»»
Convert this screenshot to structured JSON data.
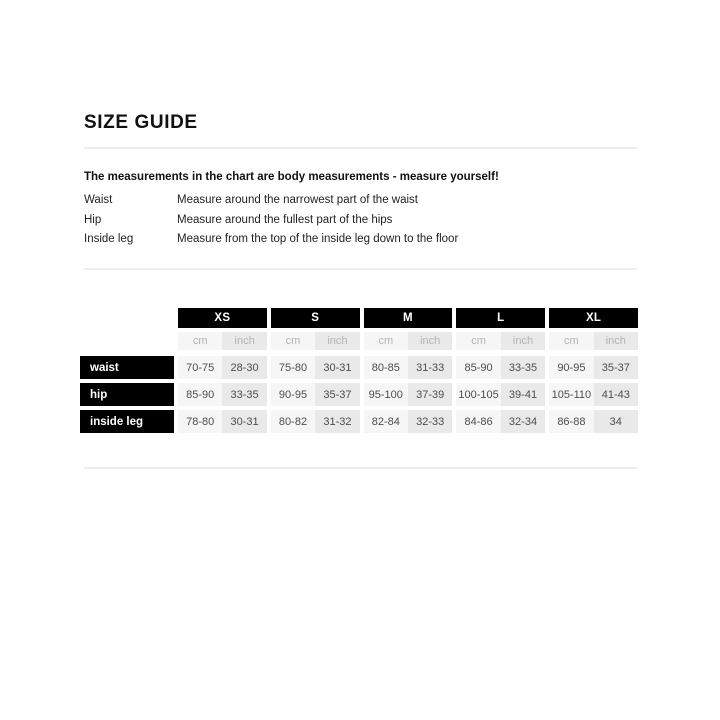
{
  "page": {
    "title": "SIZE GUIDE",
    "intro": "The measurements in the chart are body measurements - measure yourself!",
    "definitions": [
      {
        "term": "Waist",
        "description": "Measure around the narrowest part of the waist"
      },
      {
        "term": "Hip",
        "description": "Measure around the fullest part of the hips"
      },
      {
        "term": "Inside leg",
        "description": "Measure from the top of the inside leg down to the floor"
      }
    ]
  },
  "size_table": {
    "sizes": [
      "XS",
      "S",
      "M",
      "L",
      "XL"
    ],
    "unit_headers": [
      "cm",
      "inch"
    ],
    "rows": [
      {
        "label": "waist",
        "values": [
          [
            "70-75",
            "28-30"
          ],
          [
            "75-80",
            "30-31"
          ],
          [
            "80-85",
            "31-33"
          ],
          [
            "85-90",
            "33-35"
          ],
          [
            "90-95",
            "35-37"
          ]
        ]
      },
      {
        "label": "hip",
        "values": [
          [
            "85-90",
            "33-35"
          ],
          [
            "90-95",
            "35-37"
          ],
          [
            "95-100",
            "37-39"
          ],
          [
            "100-105",
            "39-41"
          ],
          [
            "105-110",
            "41-43"
          ]
        ]
      },
      {
        "label": "inside leg",
        "values": [
          [
            "78-80",
            "30-31"
          ],
          [
            "80-82",
            "31-32"
          ],
          [
            "82-84",
            "32-33"
          ],
          [
            "84-86",
            "32-34"
          ],
          [
            "86-88",
            "34"
          ]
        ]
      }
    ]
  },
  "colors": {
    "header_bg": "#000000",
    "header_text": "#ffffff",
    "cm_cell_bg": "#f6f6f6",
    "inch_cell_bg": "#e9e9e9",
    "unit_text": "#b3b3b3",
    "value_text": "#4d4d4d",
    "divider": "#ededed"
  }
}
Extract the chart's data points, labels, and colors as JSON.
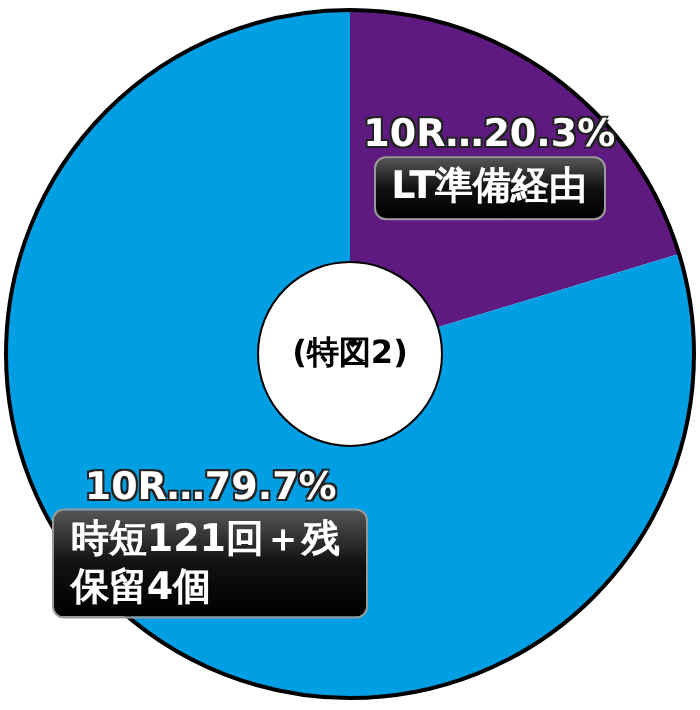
{
  "chart_data": {
    "type": "donut",
    "title": "(特図2)",
    "categories": [
      "LT準備経由",
      "時短121回＋残保留4個"
    ],
    "values": [
      20.3,
      79.7
    ],
    "value_labels": [
      "10R…20.3%",
      "10R…79.7%"
    ],
    "colors": [
      "#5e1a80",
      "#009fe3"
    ]
  }
}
««
= INSTRUCTIONS TO FOLLOW =
Leave out every picture and write out exactly the lines running from the line containing "Extract the chart's" to the end of the listing above.

= TASK ANSWER =
Extract the chart's data points, labels, and colors as JSON.
{
  "chart_data": {
    "type": "donut",
    "title": "(特図2)",
    "categories": [
      "LT準備経由",
      "時短121回＋残保留4個"
    ],
    "values": [
      20.3,
      79.7
    ],
    "value_labels": [
      "10R…20.3%",
      "10R…79.7%"
    ],
    "colors": [
      "#5e1a80",
      "#009fe3"
    ]
  }
}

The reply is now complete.